* **WHAT TO WORK ON**
Reproduce every entry below precisely. Pictures are excluded from the copy.
● ● ● ● ●
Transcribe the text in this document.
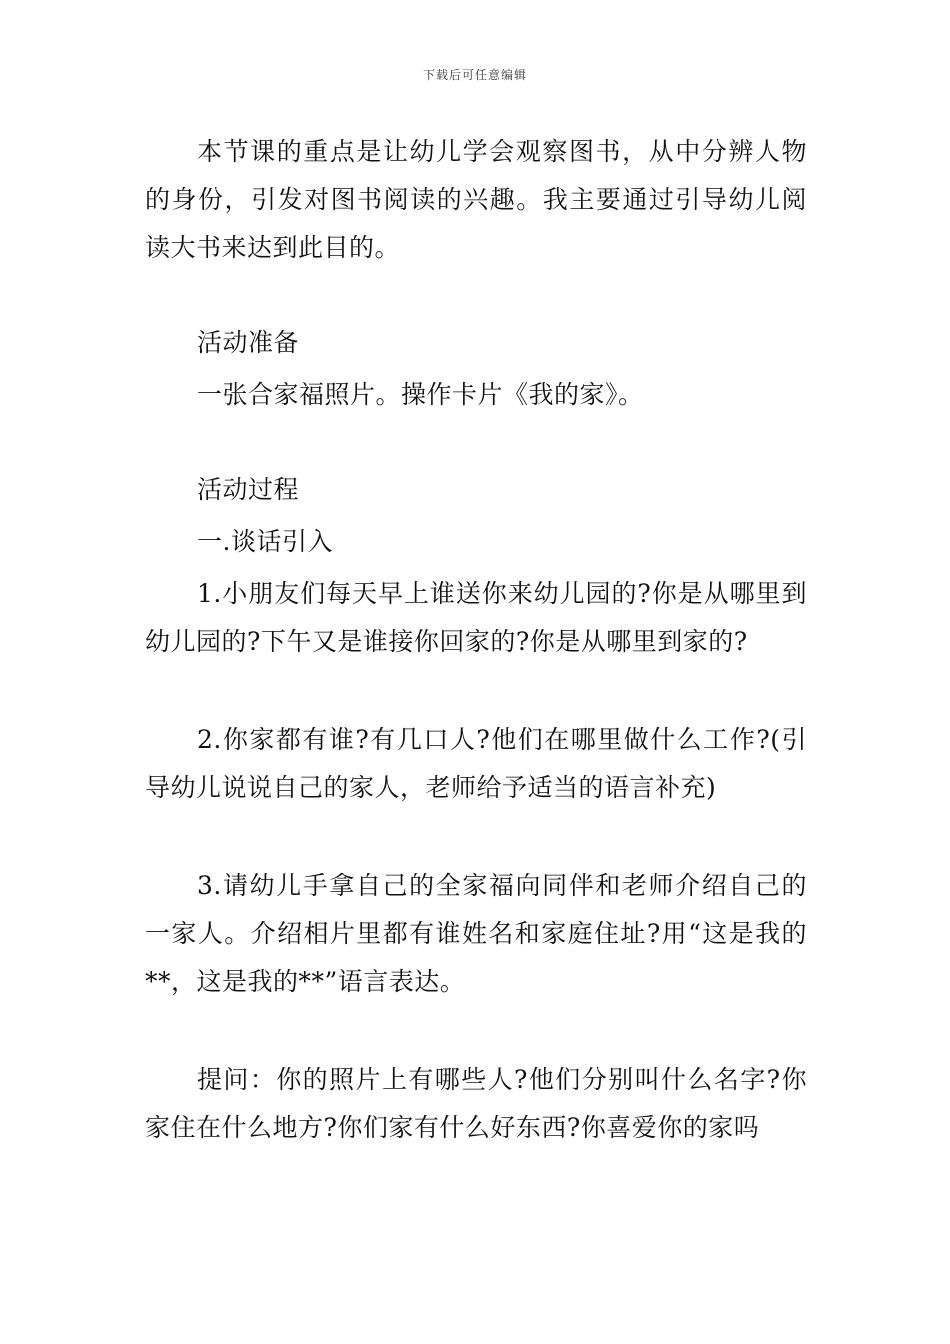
下载后可任意编辑

本节课的重点是让幼儿学会观察图书，从中分辨人物的身份，引发对图书阅读的兴趣。我主要通过引导幼儿阅读大书来达到此目的。

活动准备

一张合家福照片。操作卡片《我的家》。

活动过程

一.谈话引入

1.小朋友们每天早上谁送你来幼儿园的?你是从哪里到幼儿园的?下午又是谁接你回家的?你是从哪里到家的?

2.你家都有谁?有几口人?他们在哪里做什么工作?(引导幼儿说说自己的家人，老师给予适当的语言补充)

3.请幼儿手拿自己的全家福向同伴和老师介绍自己的一家人。介绍相片里都有谁姓名和家庭住址?用“这是我的**，这是我的**”语言表达。

提问：你的照片上有哪些人?他们分别叫什么名字?你家住在什么地方?你们家有什么好东西?你喜爱你的家吗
● ● ● ● ●
* **WRITTEN REPLY**
Transcribe the text in this document.
下载后可任意编辑

本节课的重点是让幼儿学会观察图书，从中分辨人物的身份，引发对图书阅读的兴趣。我主要通过引导幼儿阅读大书来达到此目的。

活动准备

一张合家福照片。操作卡片《我的家》。

活动过程

一.谈话引入

1.小朋友们每天早上谁送你来幼儿园的?你是从哪里到幼儿园的?下午又是谁接你回家的?你是从哪里到家的?

2.你家都有谁?有几口人?他们在哪里做什么工作?(引导幼儿说说自己的家人，老师给予适当的语言补充)

3.请幼儿手拿自己的全家福向同伴和老师介绍自己的一家人。介绍相片里都有谁姓名和家庭住址?用“这是我的**，这是我的**”语言表达。

提问：你的照片上有哪些人?他们分别叫什么名字?你家住在什么地方?你们家有什么好东西?你喜爱你的家吗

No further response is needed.